Give an exact copy of every line, leaving images out.

↓

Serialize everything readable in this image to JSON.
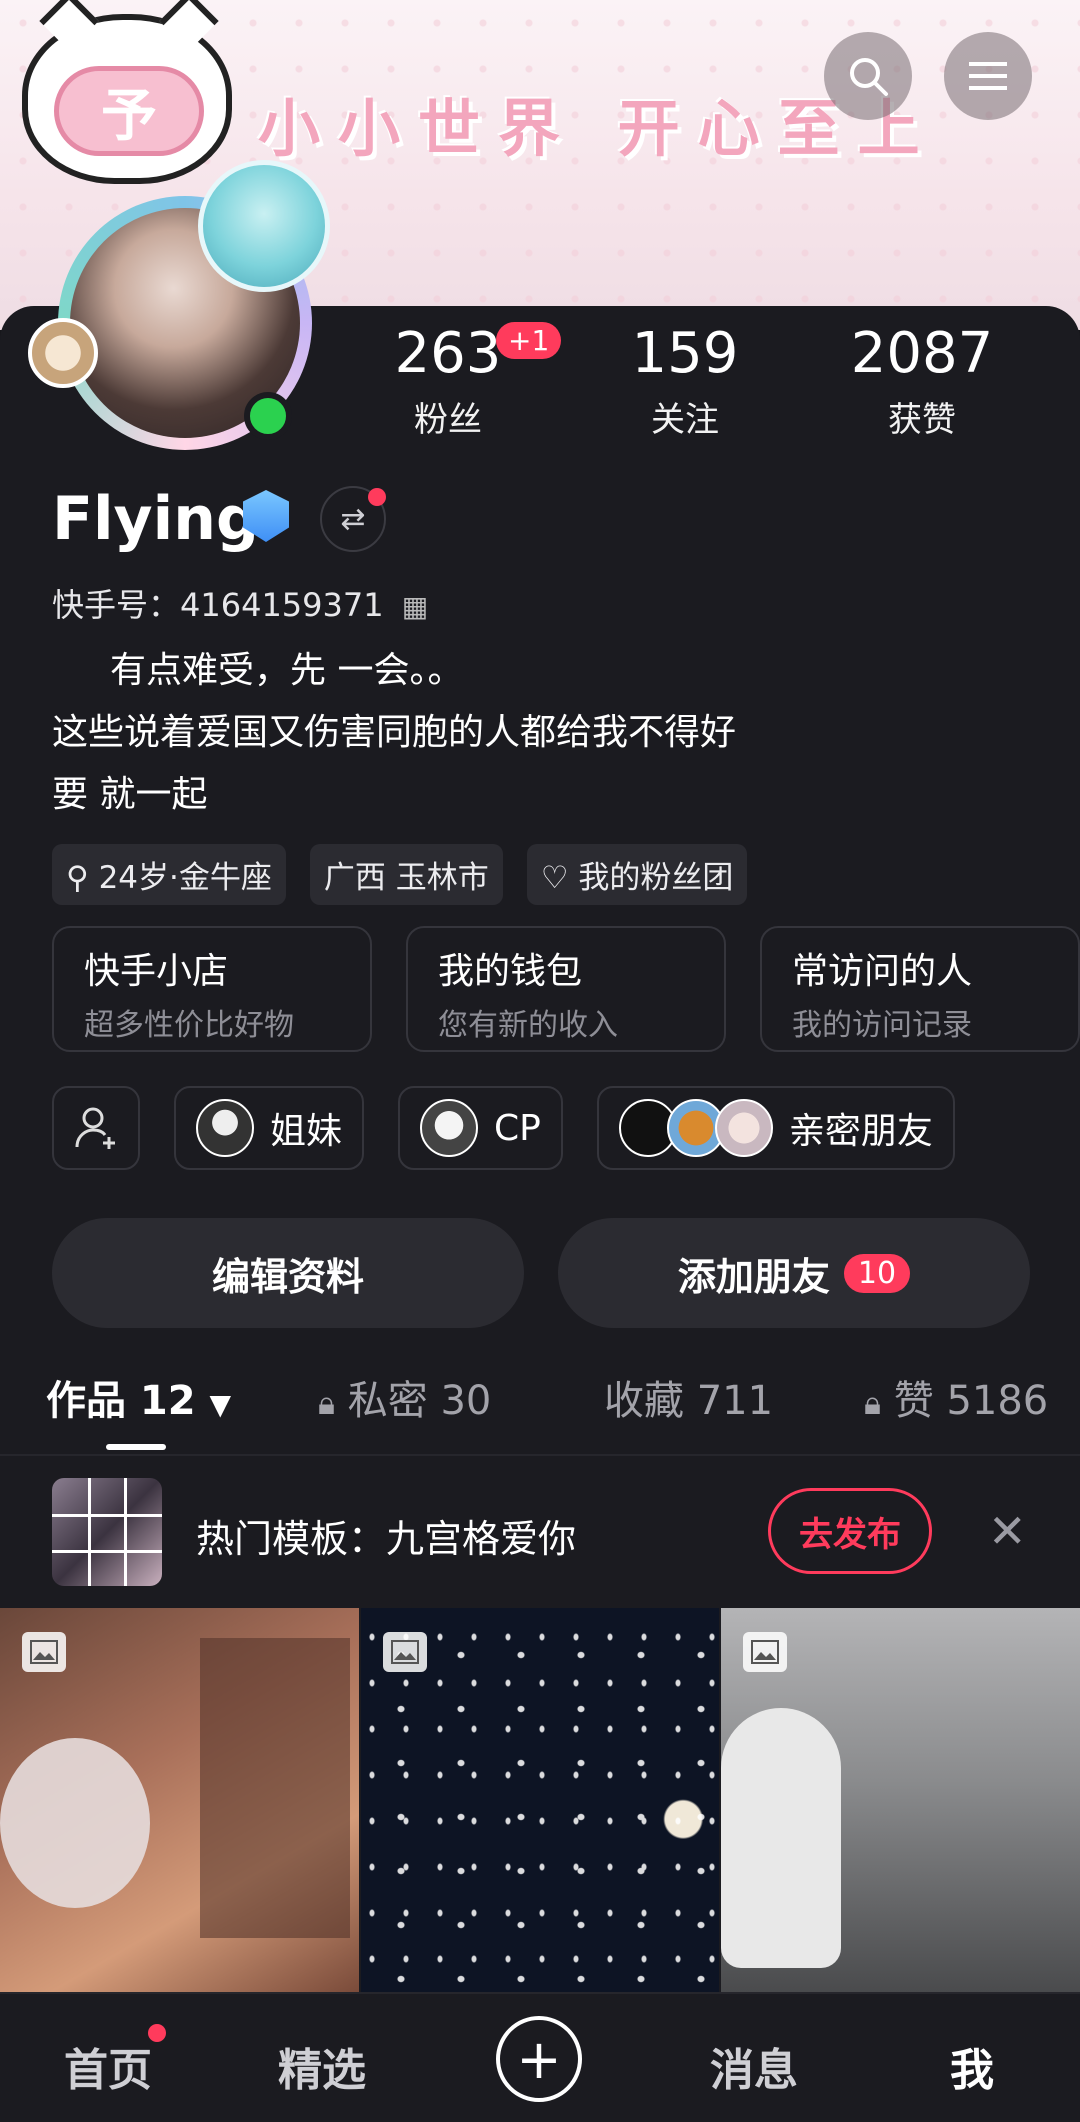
{
  "banner": {
    "text": "小小世界 开心至上",
    "badge_char": "予"
  },
  "stats": [
    {
      "value": "263",
      "label": "粉丝",
      "badge": "+1"
    },
    {
      "value": "159",
      "label": "关注"
    },
    {
      "value": "2087",
      "label": "获赞"
    }
  ],
  "profile": {
    "name": "Flying",
    "kuaishou_id": "快手号：4164159371",
    "bio_lines": [
      "有点难受，先  一会。。",
      "这些说着爱国又伤害同胞的人都给我不得好",
      "要  就一起"
    ]
  },
  "tags": [
    "24岁·金牛座",
    "广西 玉林市",
    "我的粉丝团"
  ],
  "cards": [
    {
      "title": "快手小店",
      "sub": "超多性价比好物"
    },
    {
      "title": "我的钱包",
      "sub": "您有新的收入"
    },
    {
      "title": "常访问的人",
      "sub": "我的访问记录"
    }
  ],
  "friends": [
    "姐妹",
    "CP",
    "亲密朋友"
  ],
  "actions": {
    "edit": "编辑资料",
    "add": "添加朋友",
    "add_count": "10"
  },
  "tabs": [
    {
      "label": "作品 12"
    },
    {
      "label": "私密 30"
    },
    {
      "label": "收藏 711"
    },
    {
      "label": "赞 5186"
    }
  ],
  "promo": {
    "text": "热门模板：九宫格爱你",
    "button": "去发布"
  },
  "navbar": [
    "首页",
    "精选",
    "消息",
    "我"
  ],
  "colors": {
    "accent": "#ff3b5c",
    "online": "#2bd14f",
    "background": "#1b1b20"
  }
}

↑

• [Correct result]
Serialize everything readable in this image to JSON.
{
  "banner": {
    "text": "小小世界 开心至上",
    "badge_char": "予"
  },
  "stats": [
    {
      "value": "263",
      "label": "粉丝",
      "badge": "+1"
    },
    {
      "value": "159",
      "label": "关注"
    },
    {
      "value": "2087",
      "label": "获赞"
    }
  ],
  "profile": {
    "name": "Flying",
    "kuaishou_id": "快手号：4164159371",
    "bio_lines": [
      "有点难受，先  一会。。",
      "这些说着爱国又伤害同胞的人都给我不得好",
      "要  就一起"
    ]
  },
  "tags": [
    "24岁·金牛座",
    "广西 玉林市",
    "我的粉丝团"
  ],
  "cards": [
    {
      "title": "快手小店",
      "sub": "超多性价比好物"
    },
    {
      "title": "我的钱包",
      "sub": "您有新的收入"
    },
    {
      "title": "常访问的人",
      "sub": "我的访问记录"
    }
  ],
  "friends": [
    "姐妹",
    "CP",
    "亲密朋友"
  ],
  "actions": {
    "edit": "编辑资料",
    "add": "添加朋友",
    "add_count": "10"
  },
  "tabs": [
    {
      "label": "作品 12"
    },
    {
      "label": "私密 30"
    },
    {
      "label": "收藏 711"
    },
    {
      "label": "赞 5186"
    }
  ],
  "promo": {
    "text": "热门模板：九宫格爱你",
    "button": "去发布"
  },
  "navbar": [
    "首页",
    "精选",
    "消息",
    "我"
  ],
  "colors": {
    "accent": "#ff3b5c",
    "online": "#2bd14f",
    "background": "#1b1b20"
  }
}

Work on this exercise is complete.